**EXERCISE OBJECTIVE**
Answer these questions using the abstract on the Co(II) and Ni(II) 3-bromobenzoate complexes.
1. What assay was used to evaluate the cytotoxic activity of the complexes?
2. Which protein's interaction with the complexes was studied by fluorescence quenching and molecular docking?
3. Which online databases were used to compute the pharmacokinetic and the toxicological properties?

**EXTRACT**
= = = = = = =

Pyridine derivatives complexes of Co(II) and Ni(II) 3-bromobenzoates: Crystal structure, in silico anti-SARS-CoV-2 potential, serum albumin binding properties and cytotoxicity

Two mononuclear [Co(3-BrBA)(2)(NA)(2)(H2O)(2)] (1) and [Ni(3-BrBA)(2)(3-CNPY)(2)(H2O)(2)] (2) (3-BrBA = 3-bromobenzoate, NA = pyridine-3-carboxylic acid, and 3-CNPy = 3-cyanopyridine) were synthesized and characterized by single crystal X-ray diffraction, elemental analysis, and FT-IR spectroscopy. In both complexes, the metal atom is coordinated by two oxygen atoms of two carboxylate anions, two nitrogen atoms of two pyridine rings, and two oxygen atoms of two water molecules in the distorted octahedral environment. Intermolecular interactions were examined with the help of the 3D Hirshfeld surfaces and 2D fingerprint plots. With the help of density functional theory (DFT) studies, besides verifying the experimentally obtained structural properties, the electronic energies, polarizability, dipole moments, ionization potentials, electron affinities, electronegativity, chemical hardness, global softness, electrophilic indexes, HOMO-LUMO orbitals, and band gaps were also calculated. In vitro cytotoxic activity of the complexes on primary peripheral blood mononuclear cells were evaluated using the MTT assay. Fluorescence quenching techniques and molecular docking studies were used to investigate the interaction between bovine serum albumin (BSA) and the complexes. The molecular docking study has been used to explain the interaction of complexes with spike proteins of beta variant (B.1.351), gamma variant (P.1), delta variant (B.1.617.2), kappa variant (B.1.617.1), and omicron variant (B.1.1.529) of coronavirus. Additionally, the pharmacokinetic and toxicological properties of the complexes have been computed using the SwissADME and ProTox-II online databases, respectively.

= = = = = = =

**MATERIAL SUPPLIED**
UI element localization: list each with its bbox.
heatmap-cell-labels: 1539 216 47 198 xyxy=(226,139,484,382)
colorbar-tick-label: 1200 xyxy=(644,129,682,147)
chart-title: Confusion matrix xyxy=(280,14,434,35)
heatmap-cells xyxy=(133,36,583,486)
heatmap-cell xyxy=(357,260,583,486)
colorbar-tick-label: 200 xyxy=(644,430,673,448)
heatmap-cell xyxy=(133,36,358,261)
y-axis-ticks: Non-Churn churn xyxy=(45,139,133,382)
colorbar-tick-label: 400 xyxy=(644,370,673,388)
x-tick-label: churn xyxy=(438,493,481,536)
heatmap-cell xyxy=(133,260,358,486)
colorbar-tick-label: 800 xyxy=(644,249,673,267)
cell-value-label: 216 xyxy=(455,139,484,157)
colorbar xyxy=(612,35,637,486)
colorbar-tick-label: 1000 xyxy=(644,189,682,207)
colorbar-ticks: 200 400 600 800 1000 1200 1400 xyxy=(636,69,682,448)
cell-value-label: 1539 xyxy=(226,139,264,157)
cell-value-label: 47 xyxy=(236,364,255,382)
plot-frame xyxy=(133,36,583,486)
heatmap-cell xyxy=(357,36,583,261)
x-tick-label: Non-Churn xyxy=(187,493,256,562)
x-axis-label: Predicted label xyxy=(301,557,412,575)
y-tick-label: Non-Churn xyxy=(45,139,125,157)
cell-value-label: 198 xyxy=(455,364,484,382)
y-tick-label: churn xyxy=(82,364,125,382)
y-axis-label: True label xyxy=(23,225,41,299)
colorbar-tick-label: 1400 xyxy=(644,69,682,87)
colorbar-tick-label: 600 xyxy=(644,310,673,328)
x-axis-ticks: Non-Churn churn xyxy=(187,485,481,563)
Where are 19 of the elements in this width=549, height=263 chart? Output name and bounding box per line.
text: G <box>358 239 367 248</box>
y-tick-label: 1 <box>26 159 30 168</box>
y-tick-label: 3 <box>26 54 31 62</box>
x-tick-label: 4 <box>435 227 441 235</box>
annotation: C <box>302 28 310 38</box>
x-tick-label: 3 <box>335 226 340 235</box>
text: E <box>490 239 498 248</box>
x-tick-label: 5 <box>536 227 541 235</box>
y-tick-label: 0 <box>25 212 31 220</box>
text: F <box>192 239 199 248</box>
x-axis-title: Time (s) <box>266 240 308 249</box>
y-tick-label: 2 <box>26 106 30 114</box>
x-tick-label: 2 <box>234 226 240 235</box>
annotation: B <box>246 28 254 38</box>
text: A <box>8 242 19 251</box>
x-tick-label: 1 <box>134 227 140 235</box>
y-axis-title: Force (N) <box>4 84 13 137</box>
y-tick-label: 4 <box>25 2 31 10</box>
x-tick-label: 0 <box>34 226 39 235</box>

= = = = = = =

**FINISHED TASK**
1. The MTT assay.
2. Bovine serum albumin (BSA).
3. SwissADME for the pharmacokinetic properties and ProTox-II for the toxicological properties.